• SOURCE DOCUMENT:
This struck me right away, in those very first scenes. His family is celebrating his birthday, but separately. His mother gives him a tie, and his daughter gives him a picture, but he doesn’t bring his daughter to see his mother. For the rest of the film, we see him periodically stop by his mother’s house, and we see him share custody of his daughter, playing with her and taking her back to his apartment on his nights, and so on. But we never see him bring his daughter to visit his mother.
Now, this could just be a filming conflict, the little girl wasn’t available at the same time as the “Mary” actress (who is really not that great, by the way. All of the non-desi actors are fairly stiff and uncomfortable. Or maybe it’s just that the English dialogue isn’t the best?). But then, way at the end, the last thing we see, the resolution for his character, is he and his daughter bringing a birthday present to his mother, a present labeled “Mom”. That’s the resolution of his identity crisis. His mother is his mother, even if she can’t relate to certain parts of his life. And his daughter is his daughter, even if he can’t relate to certain parts of her life. And he is bringing both of these aspects together, finally.

• INSTRUCTION 1: State how many lines in the records contain the string "Physics", matching case exactly. Give only the number.

• AVAILABLE RECORDS:
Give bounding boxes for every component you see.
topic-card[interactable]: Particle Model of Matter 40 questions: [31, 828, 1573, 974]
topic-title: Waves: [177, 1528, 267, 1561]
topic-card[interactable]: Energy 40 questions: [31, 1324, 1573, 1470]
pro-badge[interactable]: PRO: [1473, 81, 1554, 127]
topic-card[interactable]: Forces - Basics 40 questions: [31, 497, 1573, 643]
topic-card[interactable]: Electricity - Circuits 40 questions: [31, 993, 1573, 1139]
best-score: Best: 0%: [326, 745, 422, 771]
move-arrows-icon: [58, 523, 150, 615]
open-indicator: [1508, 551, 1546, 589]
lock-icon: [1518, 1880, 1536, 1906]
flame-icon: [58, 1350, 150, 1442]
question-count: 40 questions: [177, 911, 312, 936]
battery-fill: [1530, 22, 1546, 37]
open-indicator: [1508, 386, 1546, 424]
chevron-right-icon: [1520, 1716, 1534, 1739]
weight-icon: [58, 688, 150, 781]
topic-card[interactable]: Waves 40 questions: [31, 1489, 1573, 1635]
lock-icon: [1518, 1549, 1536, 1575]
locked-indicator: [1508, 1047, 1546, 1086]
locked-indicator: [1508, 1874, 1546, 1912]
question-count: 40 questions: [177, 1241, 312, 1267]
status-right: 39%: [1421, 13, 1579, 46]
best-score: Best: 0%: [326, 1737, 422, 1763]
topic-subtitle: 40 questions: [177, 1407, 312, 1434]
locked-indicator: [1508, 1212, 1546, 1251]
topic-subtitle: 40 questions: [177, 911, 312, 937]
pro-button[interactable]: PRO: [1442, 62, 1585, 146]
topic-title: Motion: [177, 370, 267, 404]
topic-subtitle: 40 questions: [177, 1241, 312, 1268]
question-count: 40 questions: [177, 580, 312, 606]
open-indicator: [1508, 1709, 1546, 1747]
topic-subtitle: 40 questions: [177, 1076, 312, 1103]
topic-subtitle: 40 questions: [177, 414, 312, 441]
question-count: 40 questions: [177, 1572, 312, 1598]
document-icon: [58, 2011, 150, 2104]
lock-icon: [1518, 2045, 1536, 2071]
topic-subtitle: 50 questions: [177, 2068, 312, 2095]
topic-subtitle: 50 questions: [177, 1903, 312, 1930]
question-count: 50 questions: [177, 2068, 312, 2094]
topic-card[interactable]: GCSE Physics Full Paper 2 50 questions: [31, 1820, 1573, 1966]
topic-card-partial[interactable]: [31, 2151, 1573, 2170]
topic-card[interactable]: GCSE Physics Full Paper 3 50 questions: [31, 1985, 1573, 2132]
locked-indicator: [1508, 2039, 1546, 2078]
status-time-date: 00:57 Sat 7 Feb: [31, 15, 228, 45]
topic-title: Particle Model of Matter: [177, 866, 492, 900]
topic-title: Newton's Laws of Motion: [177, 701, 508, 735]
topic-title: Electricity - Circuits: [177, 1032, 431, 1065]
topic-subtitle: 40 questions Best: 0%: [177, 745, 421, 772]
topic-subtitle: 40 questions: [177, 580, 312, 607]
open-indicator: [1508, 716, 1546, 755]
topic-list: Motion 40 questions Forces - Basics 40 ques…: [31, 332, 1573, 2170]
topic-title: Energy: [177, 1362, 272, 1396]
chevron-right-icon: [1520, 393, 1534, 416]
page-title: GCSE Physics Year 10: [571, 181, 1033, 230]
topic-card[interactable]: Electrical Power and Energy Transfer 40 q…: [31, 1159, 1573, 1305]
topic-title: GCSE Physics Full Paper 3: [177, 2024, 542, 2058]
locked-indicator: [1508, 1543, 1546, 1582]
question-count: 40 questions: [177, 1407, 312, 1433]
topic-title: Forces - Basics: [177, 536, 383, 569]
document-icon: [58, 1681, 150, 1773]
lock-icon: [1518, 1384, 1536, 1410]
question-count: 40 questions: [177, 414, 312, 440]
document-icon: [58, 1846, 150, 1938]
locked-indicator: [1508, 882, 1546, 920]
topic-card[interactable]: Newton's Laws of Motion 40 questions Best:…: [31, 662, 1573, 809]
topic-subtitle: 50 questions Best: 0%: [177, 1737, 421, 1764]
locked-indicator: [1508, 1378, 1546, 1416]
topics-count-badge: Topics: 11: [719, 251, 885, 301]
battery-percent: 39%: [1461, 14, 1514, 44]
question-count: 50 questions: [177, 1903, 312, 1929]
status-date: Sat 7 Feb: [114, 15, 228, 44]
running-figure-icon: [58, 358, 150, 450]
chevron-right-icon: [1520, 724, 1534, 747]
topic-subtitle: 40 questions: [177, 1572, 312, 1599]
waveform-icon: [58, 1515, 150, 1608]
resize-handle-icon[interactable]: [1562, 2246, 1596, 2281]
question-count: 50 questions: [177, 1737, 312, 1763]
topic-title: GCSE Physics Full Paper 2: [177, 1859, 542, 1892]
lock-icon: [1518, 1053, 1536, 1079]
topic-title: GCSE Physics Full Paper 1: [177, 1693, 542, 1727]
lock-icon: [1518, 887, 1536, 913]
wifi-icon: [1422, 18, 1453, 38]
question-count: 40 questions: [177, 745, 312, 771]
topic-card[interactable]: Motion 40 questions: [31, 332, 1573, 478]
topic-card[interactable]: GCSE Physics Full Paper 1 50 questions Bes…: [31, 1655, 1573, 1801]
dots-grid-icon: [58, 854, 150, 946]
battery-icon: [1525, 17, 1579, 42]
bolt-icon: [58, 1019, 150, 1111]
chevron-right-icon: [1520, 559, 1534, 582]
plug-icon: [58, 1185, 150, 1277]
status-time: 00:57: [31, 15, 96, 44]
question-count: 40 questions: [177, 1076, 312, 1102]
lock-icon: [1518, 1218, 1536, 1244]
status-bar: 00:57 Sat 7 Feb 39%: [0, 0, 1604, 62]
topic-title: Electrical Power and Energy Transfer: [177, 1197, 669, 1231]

• INSTRUCTION 2: Translate this sentence from the film commentary into Spanish: "That’s the resolution of his identity crisis."

• COMPLETE OUTPUT 1: 7

• COMPLETE OUTPUT 2: Esa es la resolución de su crisis de identidad.